RECORDED DATA ->
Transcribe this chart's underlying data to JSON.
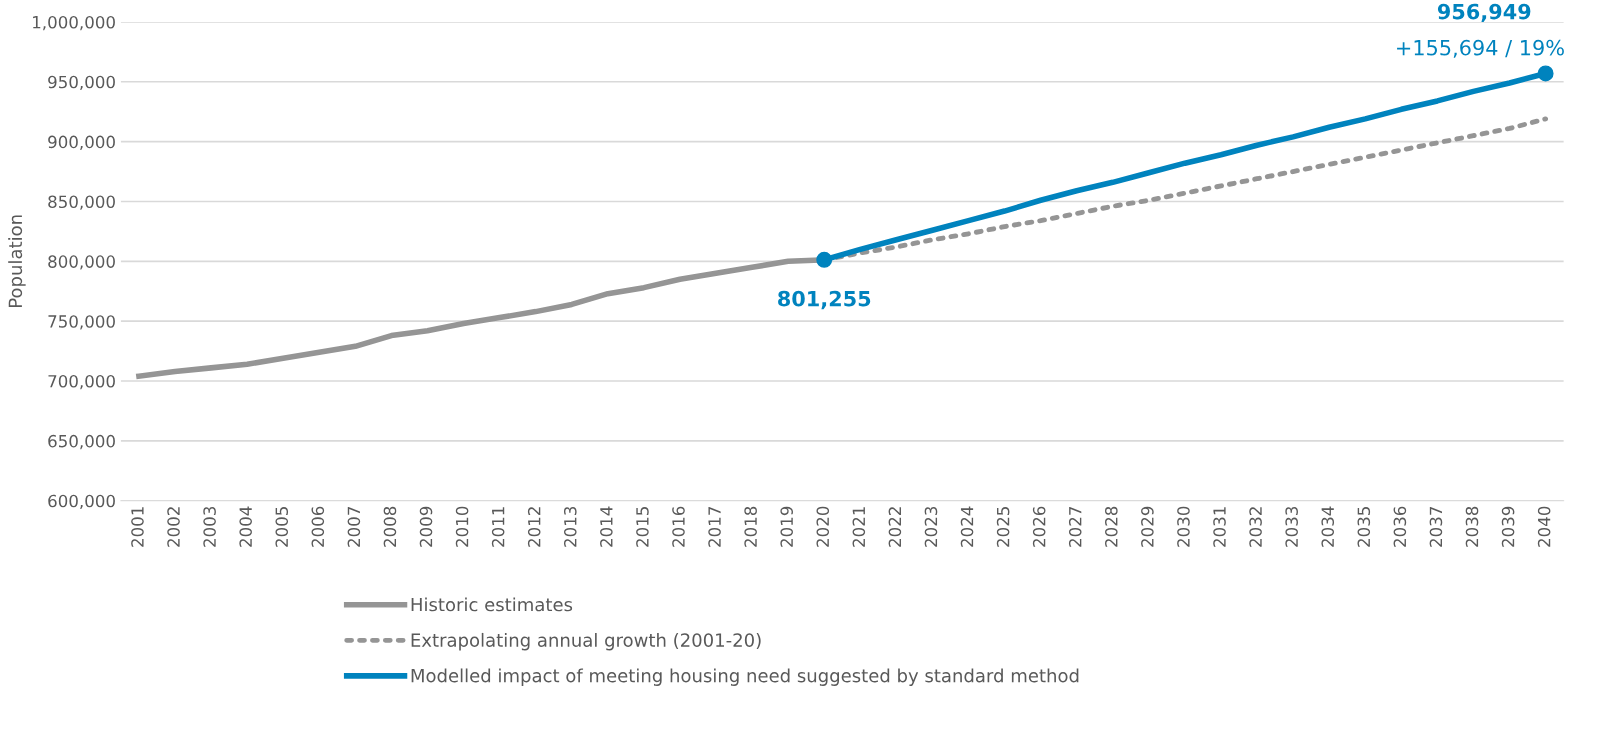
{
  "chart_data": {
    "type": "line",
    "ylabel": "Population",
    "categories": [
      "2001",
      "2002",
      "2003",
      "2004",
      "2005",
      "2006",
      "2007",
      "2008",
      "2009",
      "2010",
      "2011",
      "2012",
      "2013",
      "2014",
      "2015",
      "2016",
      "2017",
      "2018",
      "2019",
      "2020",
      "2021",
      "2022",
      "2023",
      "2024",
      "2025",
      "2026",
      "2027",
      "2028",
      "2029",
      "2030",
      "2031",
      "2032",
      "2033",
      "2034",
      "2035",
      "2036",
      "2037",
      "2038",
      "2039",
      "2040"
    ],
    "ylim": [
      600000,
      1000000
    ],
    "yticks": [
      {
        "value": 600000,
        "label": "600,000"
      },
      {
        "value": 650000,
        "label": "650,000"
      },
      {
        "value": 700000,
        "label": "700,000"
      },
      {
        "value": 750000,
        "label": "750,000"
      },
      {
        "value": 800000,
        "label": "800,000"
      },
      {
        "value": 850000,
        "label": "850,000"
      },
      {
        "value": 900000,
        "label": "900,000"
      },
      {
        "value": 950000,
        "label": "950,000"
      },
      {
        "value": 1000000,
        "label": "1,000,000"
      }
    ],
    "grid": "y",
    "legend": "bottom",
    "series": [
      {
        "name": "Historic estimates",
        "color": "#959595",
        "line_style": "solid",
        "values": [
          704000,
          708000,
          711000,
          714000,
          719000,
          724000,
          729000,
          738000,
          742000,
          748000,
          753000,
          758000,
          764000,
          773000,
          778000,
          785000,
          790000,
          795000,
          800000,
          801255,
          null,
          null,
          null,
          null,
          null,
          null,
          null,
          null,
          null,
          null,
          null,
          null,
          null,
          null,
          null,
          null,
          null,
          null,
          null,
          null
        ]
      },
      {
        "name": "Extrapolating annual growth (2001-20)",
        "color": "#959595",
        "line_style": "dotted",
        "values": [
          null,
          null,
          null,
          null,
          null,
          null,
          null,
          null,
          null,
          null,
          null,
          null,
          null,
          null,
          null,
          null,
          null,
          null,
          null,
          801255,
          807000,
          812000,
          818000,
          823000,
          829000,
          834000,
          840000,
          846000,
          851000,
          857000,
          863000,
          869000,
          875000,
          881000,
          887000,
          893000,
          899000,
          905000,
          911000,
          919000
        ]
      },
      {
        "name": "Modelled impact of meeting housing need suggested by standard method",
        "color": "#0083be",
        "line_style": "solid",
        "values": [
          null,
          null,
          null,
          null,
          null,
          null,
          null,
          null,
          null,
          null,
          null,
          null,
          null,
          null,
          null,
          null,
          null,
          null,
          null,
          801255,
          810000,
          818000,
          826000,
          834000,
          842000,
          851000,
          859000,
          866000,
          874000,
          882000,
          889000,
          897000,
          904000,
          912000,
          919000,
          927000,
          934000,
          942000,
          949000,
          956949
        ]
      },
      {
        "type": "scatter",
        "color": "#0083be",
        "marker": "circle",
        "values": [
          null,
          null,
          null,
          null,
          null,
          null,
          null,
          null,
          null,
          null,
          null,
          null,
          null,
          null,
          null,
          null,
          null,
          null,
          null,
          801255,
          null,
          null,
          null,
          null,
          null,
          null,
          null,
          null,
          null,
          null,
          null,
          null,
          null,
          null,
          null,
          null,
          null,
          null,
          null,
          956949
        ]
      }
    ],
    "annotations": [
      {
        "text": "801,255",
        "x": "2020",
        "y": 801255
      },
      {
        "text": "956,949",
        "x": "2040",
        "y": 956949
      },
      {
        "text": "+155,694 / 19%",
        "x": "2040",
        "y": 956949
      }
    ]
  }
}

PROBLEM STATEMENT ->
Generate a word-for-word copy of the preceding records, excluding all pictures.

TASK ANSWER ->
Transcribe this chart's underlying data to JSON.
{
  "chart_data": {
    "type": "line",
    "ylabel": "Population",
    "categories": [
      "2001",
      "2002",
      "2003",
      "2004",
      "2005",
      "2006",
      "2007",
      "2008",
      "2009",
      "2010",
      "2011",
      "2012",
      "2013",
      "2014",
      "2015",
      "2016",
      "2017",
      "2018",
      "2019",
      "2020",
      "2021",
      "2022",
      "2023",
      "2024",
      "2025",
      "2026",
      "2027",
      "2028",
      "2029",
      "2030",
      "2031",
      "2032",
      "2033",
      "2034",
      "2035",
      "2036",
      "2037",
      "2038",
      "2039",
      "2040"
    ],
    "ylim": [
      600000,
      1000000
    ],
    "yticks": [
      {
        "value": 600000,
        "label": "600,000"
      },
      {
        "value": 650000,
        "label": "650,000"
      },
      {
        "value": 700000,
        "label": "700,000"
      },
      {
        "value": 750000,
        "label": "750,000"
      },
      {
        "value": 800000,
        "label": "800,000"
      },
      {
        "value": 850000,
        "label": "850,000"
      },
      {
        "value": 900000,
        "label": "900,000"
      },
      {
        "value": 950000,
        "label": "950,000"
      },
      {
        "value": 1000000,
        "label": "1,000,000"
      }
    ],
    "grid": "y",
    "legend": "bottom",
    "series": [
      {
        "name": "Historic estimates",
        "color": "#959595",
        "line_style": "solid",
        "values": [
          704000,
          708000,
          711000,
          714000,
          719000,
          724000,
          729000,
          738000,
          742000,
          748000,
          753000,
          758000,
          764000,
          773000,
          778000,
          785000,
          790000,
          795000,
          800000,
          801255,
          null,
          null,
          null,
          null,
          null,
          null,
          null,
          null,
          null,
          null,
          null,
          null,
          null,
          null,
          null,
          null,
          null,
          null,
          null,
          null
        ]
      },
      {
        "name": "Extrapolating annual growth (2001-20)",
        "color": "#959595",
        "line_style": "dotted",
        "values": [
          null,
          null,
          null,
          null,
          null,
          null,
          null,
          null,
          null,
          null,
          null,
          null,
          null,
          null,
          null,
          null,
          null,
          null,
          null,
          801255,
          807000,
          812000,
          818000,
          823000,
          829000,
          834000,
          840000,
          846000,
          851000,
          857000,
          863000,
          869000,
          875000,
          881000,
          887000,
          893000,
          899000,
          905000,
          911000,
          919000
        ]
      },
      {
        "name": "Modelled impact of meeting housing need suggested by standard method",
        "color": "#0083be",
        "line_style": "solid",
        "values": [
          null,
          null,
          null,
          null,
          null,
          null,
          null,
          null,
          null,
          null,
          null,
          null,
          null,
          null,
          null,
          null,
          null,
          null,
          null,
          801255,
          810000,
          818000,
          826000,
          834000,
          842000,
          851000,
          859000,
          866000,
          874000,
          882000,
          889000,
          897000,
          904000,
          912000,
          919000,
          927000,
          934000,
          942000,
          949000,
          956949
        ]
      },
      {
        "type": "scatter",
        "color": "#0083be",
        "marker": "circle",
        "values": [
          null,
          null,
          null,
          null,
          null,
          null,
          null,
          null,
          null,
          null,
          null,
          null,
          null,
          null,
          null,
          null,
          null,
          null,
          null,
          801255,
          null,
          null,
          null,
          null,
          null,
          null,
          null,
          null,
          null,
          null,
          null,
          null,
          null,
          null,
          null,
          null,
          null,
          null,
          null,
          956949
        ]
      }
    ],
    "annotations": [
      {
        "text": "801,255",
        "x": "2020",
        "y": 801255
      },
      {
        "text": "956,949",
        "x": "2040",
        "y": 956949
      },
      {
        "text": "+155,694 / 19%",
        "x": "2040",
        "y": 956949
      }
    ]
  }
}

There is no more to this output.